• Task description: Copy each line below that includes "steps".

Begin

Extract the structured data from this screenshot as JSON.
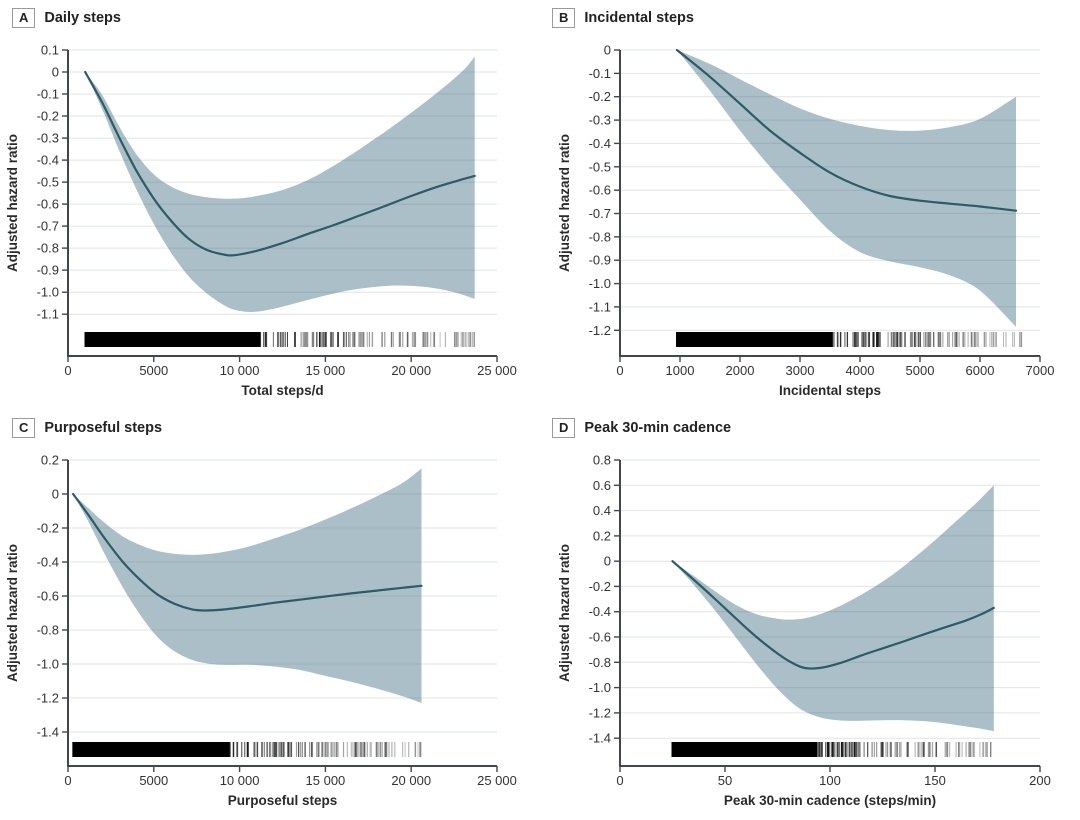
{
  "style": {
    "band_color": "#aabfc7",
    "curve_color": "#2d5b66",
    "grid_color": "rgba(95,105,110,0.18)",
    "axis_color": "#41484d",
    "text_color": "#333333",
    "rug_color": "#000000"
  },
  "chart_data": [
    {
      "type": "line",
      "label": "A",
      "title": "Daily steps",
      "xlabel": "Total steps/d",
      "ylabel": "Adjusted hazard ratio",
      "xlim": [
        0,
        25000
      ],
      "ylim_draw": [
        -1.29,
        0.1
      ],
      "xticks": [
        [
          0,
          "0"
        ],
        [
          5000,
          "5000"
        ],
        [
          10000,
          "10 000"
        ],
        [
          15000,
          "15 000"
        ],
        [
          20000,
          "20 000"
        ],
        [
          25000,
          "25 000"
        ]
      ],
      "yticks": [
        [
          0.1,
          "0.1"
        ],
        [
          0,
          "0"
        ],
        [
          -0.1,
          "-0.1"
        ],
        [
          -0.2,
          "-0.2"
        ],
        [
          -0.3,
          "-0.3"
        ],
        [
          -0.4,
          "-0.4"
        ],
        [
          -0.5,
          "-0.5"
        ],
        [
          -0.6,
          "-0.6"
        ],
        [
          -0.7,
          "-0.7"
        ],
        [
          -0.8,
          "-0.8"
        ],
        [
          -0.9,
          "-0.9"
        ],
        [
          -1.0,
          "-1.0"
        ],
        [
          -1.1,
          "-1.1"
        ]
      ],
      "curve": [
        [
          1000,
          0
        ],
        [
          2000,
          -0.14
        ],
        [
          3000,
          -0.3
        ],
        [
          4000,
          -0.45
        ],
        [
          5000,
          -0.575
        ],
        [
          6000,
          -0.675
        ],
        [
          7000,
          -0.755
        ],
        [
          8000,
          -0.805
        ],
        [
          9000,
          -0.828
        ],
        [
          9700,
          -0.832
        ],
        [
          11000,
          -0.812
        ],
        [
          12500,
          -0.777
        ],
        [
          14000,
          -0.735
        ],
        [
          15500,
          -0.695
        ],
        [
          17000,
          -0.652
        ],
        [
          18500,
          -0.608
        ],
        [
          20000,
          -0.563
        ],
        [
          21500,
          -0.522
        ],
        [
          23000,
          -0.487
        ],
        [
          23700,
          -0.472
        ]
      ],
      "band_upper": [
        [
          1000,
          0
        ],
        [
          2000,
          -0.105
        ],
        [
          3000,
          -0.25
        ],
        [
          4000,
          -0.375
        ],
        [
          5000,
          -0.465
        ],
        [
          6000,
          -0.52
        ],
        [
          7000,
          -0.552
        ],
        [
          8000,
          -0.568
        ],
        [
          9000,
          -0.575
        ],
        [
          10000,
          -0.574
        ],
        [
          11000,
          -0.563
        ],
        [
          12500,
          -0.536
        ],
        [
          14000,
          -0.49
        ],
        [
          15500,
          -0.425
        ],
        [
          17000,
          -0.35
        ],
        [
          18500,
          -0.27
        ],
        [
          20000,
          -0.185
        ],
        [
          21500,
          -0.095
        ],
        [
          23000,
          0.005
        ],
        [
          23700,
          0.07
        ]
      ],
      "band_lower": [
        [
          1000,
          0
        ],
        [
          2000,
          -0.17
        ],
        [
          3000,
          -0.36
        ],
        [
          4000,
          -0.535
        ],
        [
          5000,
          -0.69
        ],
        [
          6000,
          -0.82
        ],
        [
          7000,
          -0.925
        ],
        [
          8000,
          -1.0
        ],
        [
          9000,
          -1.055
        ],
        [
          9700,
          -1.08
        ],
        [
          10700,
          -1.09
        ],
        [
          12000,
          -1.075
        ],
        [
          13500,
          -1.045
        ],
        [
          15000,
          -1.015
        ],
        [
          16500,
          -0.99
        ],
        [
          18000,
          -0.975
        ],
        [
          19500,
          -0.97
        ],
        [
          21000,
          -0.978
        ],
        [
          22500,
          -1.0
        ],
        [
          23700,
          -1.03
        ]
      ],
      "rug": {
        "min": 1000,
        "max": 23700
      }
    },
    {
      "type": "line",
      "label": "B",
      "title": "Incidental steps",
      "xlabel": "Incidental steps",
      "ylabel": "Adjusted hazard ratio",
      "xlim": [
        0,
        7000
      ],
      "ylim_draw": [
        -1.31,
        0
      ],
      "xticks": [
        [
          0,
          "0"
        ],
        [
          1000,
          "1000"
        ],
        [
          2000,
          "2000"
        ],
        [
          3000,
          "3000"
        ],
        [
          4000,
          "4000"
        ],
        [
          5000,
          "5000"
        ],
        [
          6000,
          "6000"
        ],
        [
          7000,
          "7000"
        ]
      ],
      "yticks": [
        [
          0,
          "0"
        ],
        [
          -0.1,
          "-0.1"
        ],
        [
          -0.2,
          "-0.2"
        ],
        [
          -0.3,
          "-0.3"
        ],
        [
          -0.4,
          "-0.4"
        ],
        [
          -0.5,
          "-0.5"
        ],
        [
          -0.6,
          "-0.6"
        ],
        [
          -0.7,
          "-0.7"
        ],
        [
          -0.8,
          "-0.8"
        ],
        [
          -0.9,
          "-0.9"
        ],
        [
          -1.0,
          "-1.0"
        ],
        [
          -1.1,
          "-1.1"
        ],
        [
          -1.2,
          "-1.2"
        ]
      ],
      "curve": [
        [
          950,
          0
        ],
        [
          1500,
          -0.115
        ],
        [
          2000,
          -0.23
        ],
        [
          2500,
          -0.345
        ],
        [
          3000,
          -0.44
        ],
        [
          3500,
          -0.525
        ],
        [
          4000,
          -0.585
        ],
        [
          4500,
          -0.625
        ],
        [
          5000,
          -0.645
        ],
        [
          5500,
          -0.658
        ],
        [
          6000,
          -0.67
        ],
        [
          6600,
          -0.688
        ]
      ],
      "band_upper": [
        [
          950,
          0
        ],
        [
          1500,
          -0.06
        ],
        [
          2000,
          -0.125
        ],
        [
          2500,
          -0.19
        ],
        [
          3000,
          -0.25
        ],
        [
          3500,
          -0.295
        ],
        [
          4000,
          -0.325
        ],
        [
          4500,
          -0.343
        ],
        [
          5000,
          -0.345
        ],
        [
          5500,
          -0.33
        ],
        [
          6000,
          -0.295
        ],
        [
          6600,
          -0.2
        ]
      ],
      "band_lower": [
        [
          950,
          0
        ],
        [
          1500,
          -0.175
        ],
        [
          2000,
          -0.345
        ],
        [
          2500,
          -0.5
        ],
        [
          3000,
          -0.64
        ],
        [
          3500,
          -0.775
        ],
        [
          4000,
          -0.865
        ],
        [
          4500,
          -0.905
        ],
        [
          5000,
          -0.93
        ],
        [
          5500,
          -0.965
        ],
        [
          6000,
          -1.03
        ],
        [
          6600,
          -1.185
        ]
      ],
      "rug": {
        "min": 950,
        "max": 6700
      }
    },
    {
      "type": "line",
      "label": "C",
      "title": "Purposeful steps",
      "xlabel": "Purposeful steps",
      "ylabel": "Adjusted hazard ratio",
      "xlim": [
        0,
        25000
      ],
      "ylim_draw": [
        -1.6,
        0.2
      ],
      "xticks": [
        [
          0,
          "0"
        ],
        [
          5000,
          "5000"
        ],
        [
          10000,
          "10 000"
        ],
        [
          15000,
          "15 000"
        ],
        [
          20000,
          "20 000"
        ],
        [
          25000,
          "25 000"
        ]
      ],
      "yticks": [
        [
          0.2,
          "0.2"
        ],
        [
          0,
          "0"
        ],
        [
          -0.2,
          "-0.2"
        ],
        [
          -0.4,
          "-0.4"
        ],
        [
          -0.6,
          "-0.6"
        ],
        [
          -0.8,
          "-0.8"
        ],
        [
          -1.0,
          "-1.0"
        ],
        [
          -1.2,
          "-1.2"
        ],
        [
          -1.4,
          "-1.4"
        ]
      ],
      "curve": [
        [
          300,
          0
        ],
        [
          1200,
          -0.125
        ],
        [
          2200,
          -0.27
        ],
        [
          3200,
          -0.4
        ],
        [
          4200,
          -0.505
        ],
        [
          5200,
          -0.59
        ],
        [
          6200,
          -0.645
        ],
        [
          7200,
          -0.678
        ],
        [
          8000,
          -0.685
        ],
        [
          9000,
          -0.68
        ],
        [
          10500,
          -0.662
        ],
        [
          12000,
          -0.64
        ],
        [
          13500,
          -0.622
        ],
        [
          15000,
          -0.603
        ],
        [
          16500,
          -0.585
        ],
        [
          18000,
          -0.568
        ],
        [
          19500,
          -0.552
        ],
        [
          20600,
          -0.54
        ]
      ],
      "band_upper": [
        [
          300,
          0
        ],
        [
          1200,
          -0.085
        ],
        [
          2200,
          -0.175
        ],
        [
          3200,
          -0.25
        ],
        [
          4200,
          -0.3
        ],
        [
          5200,
          -0.335
        ],
        [
          6200,
          -0.352
        ],
        [
          7200,
          -0.358
        ],
        [
          8000,
          -0.355
        ],
        [
          9000,
          -0.342
        ],
        [
          10500,
          -0.31
        ],
        [
          12000,
          -0.262
        ],
        [
          13500,
          -0.21
        ],
        [
          15000,
          -0.15
        ],
        [
          16500,
          -0.085
        ],
        [
          18000,
          -0.013
        ],
        [
          19500,
          0.065
        ],
        [
          20600,
          0.15
        ]
      ],
      "band_lower": [
        [
          300,
          0
        ],
        [
          1200,
          -0.165
        ],
        [
          2200,
          -0.365
        ],
        [
          3200,
          -0.55
        ],
        [
          4200,
          -0.71
        ],
        [
          5200,
          -0.84
        ],
        [
          6200,
          -0.925
        ],
        [
          7200,
          -0.975
        ],
        [
          8000,
          -0.995
        ],
        [
          9000,
          -1.005
        ],
        [
          10500,
          -1.005
        ],
        [
          12000,
          -1.015
        ],
        [
          13500,
          -1.035
        ],
        [
          15000,
          -1.07
        ],
        [
          16500,
          -1.105
        ],
        [
          18000,
          -1.145
        ],
        [
          19500,
          -1.19
        ],
        [
          20600,
          -1.23
        ]
      ],
      "rug": {
        "min": 300,
        "max": 20600
      }
    },
    {
      "type": "line",
      "label": "D",
      "title": "Peak 30-min cadence",
      "xlabel": "Peak 30-min cadence (steps/min)",
      "ylabel": "Adjusted hazard ratio",
      "xlim": [
        0,
        200
      ],
      "ylim_draw": [
        -1.62,
        0.8
      ],
      "xticks": [
        [
          0,
          "0"
        ],
        [
          50,
          "50"
        ],
        [
          100,
          "100"
        ],
        [
          150,
          "150"
        ],
        [
          200,
          "200"
        ]
      ],
      "yticks": [
        [
          0.8,
          "0.8"
        ],
        [
          0.6,
          "0.6"
        ],
        [
          0.4,
          "0.4"
        ],
        [
          0.2,
          "0.2"
        ],
        [
          0,
          "0"
        ],
        [
          -0.2,
          "-0.2"
        ],
        [
          -0.4,
          "-0.4"
        ],
        [
          -0.6,
          "-0.6"
        ],
        [
          -0.8,
          "-0.8"
        ],
        [
          -1.0,
          "-1.0"
        ],
        [
          -1.2,
          "-1.2"
        ],
        [
          -1.4,
          "-1.4"
        ]
      ],
      "curve": [
        [
          25,
          0
        ],
        [
          35,
          -0.145
        ],
        [
          45,
          -0.295
        ],
        [
          55,
          -0.45
        ],
        [
          65,
          -0.6
        ],
        [
          75,
          -0.73
        ],
        [
          82,
          -0.805
        ],
        [
          88,
          -0.845
        ],
        [
          95,
          -0.845
        ],
        [
          105,
          -0.805
        ],
        [
          115,
          -0.745
        ],
        [
          125,
          -0.69
        ],
        [
          135,
          -0.635
        ],
        [
          145,
          -0.578
        ],
        [
          155,
          -0.522
        ],
        [
          165,
          -0.468
        ],
        [
          172,
          -0.42
        ],
        [
          178,
          -0.37
        ]
      ],
      "band_upper": [
        [
          25,
          0
        ],
        [
          35,
          -0.115
        ],
        [
          45,
          -0.235
        ],
        [
          55,
          -0.345
        ],
        [
          65,
          -0.42
        ],
        [
          75,
          -0.455
        ],
        [
          82,
          -0.462
        ],
        [
          90,
          -0.445
        ],
        [
          100,
          -0.39
        ],
        [
          110,
          -0.31
        ],
        [
          120,
          -0.215
        ],
        [
          130,
          -0.105
        ],
        [
          140,
          0.025
        ],
        [
          150,
          0.165
        ],
        [
          160,
          0.315
        ],
        [
          170,
          0.465
        ],
        [
          178,
          0.6
        ]
      ],
      "band_lower": [
        [
          25,
          0
        ],
        [
          35,
          -0.185
        ],
        [
          45,
          -0.385
        ],
        [
          55,
          -0.6
        ],
        [
          65,
          -0.815
        ],
        [
          75,
          -1.01
        ],
        [
          85,
          -1.16
        ],
        [
          95,
          -1.235
        ],
        [
          105,
          -1.26
        ],
        [
          115,
          -1.262
        ],
        [
          125,
          -1.258
        ],
        [
          135,
          -1.258
        ],
        [
          145,
          -1.265
        ],
        [
          155,
          -1.283
        ],
        [
          165,
          -1.308
        ],
        [
          172,
          -1.325
        ],
        [
          178,
          -1.345
        ]
      ],
      "rug": {
        "min": 25,
        "max": 178
      }
    }
  ]
}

End

• Solution below:
      "title": "Daily steps",
      "xlabel": "Total steps/d",
      "title": "Incidental steps",
      "xlabel": "Incidental steps",
      "title": "Purposeful steps",
      "xlabel": "Purposeful steps",
      "xlabel": "Peak 30-min cadence (steps/min)",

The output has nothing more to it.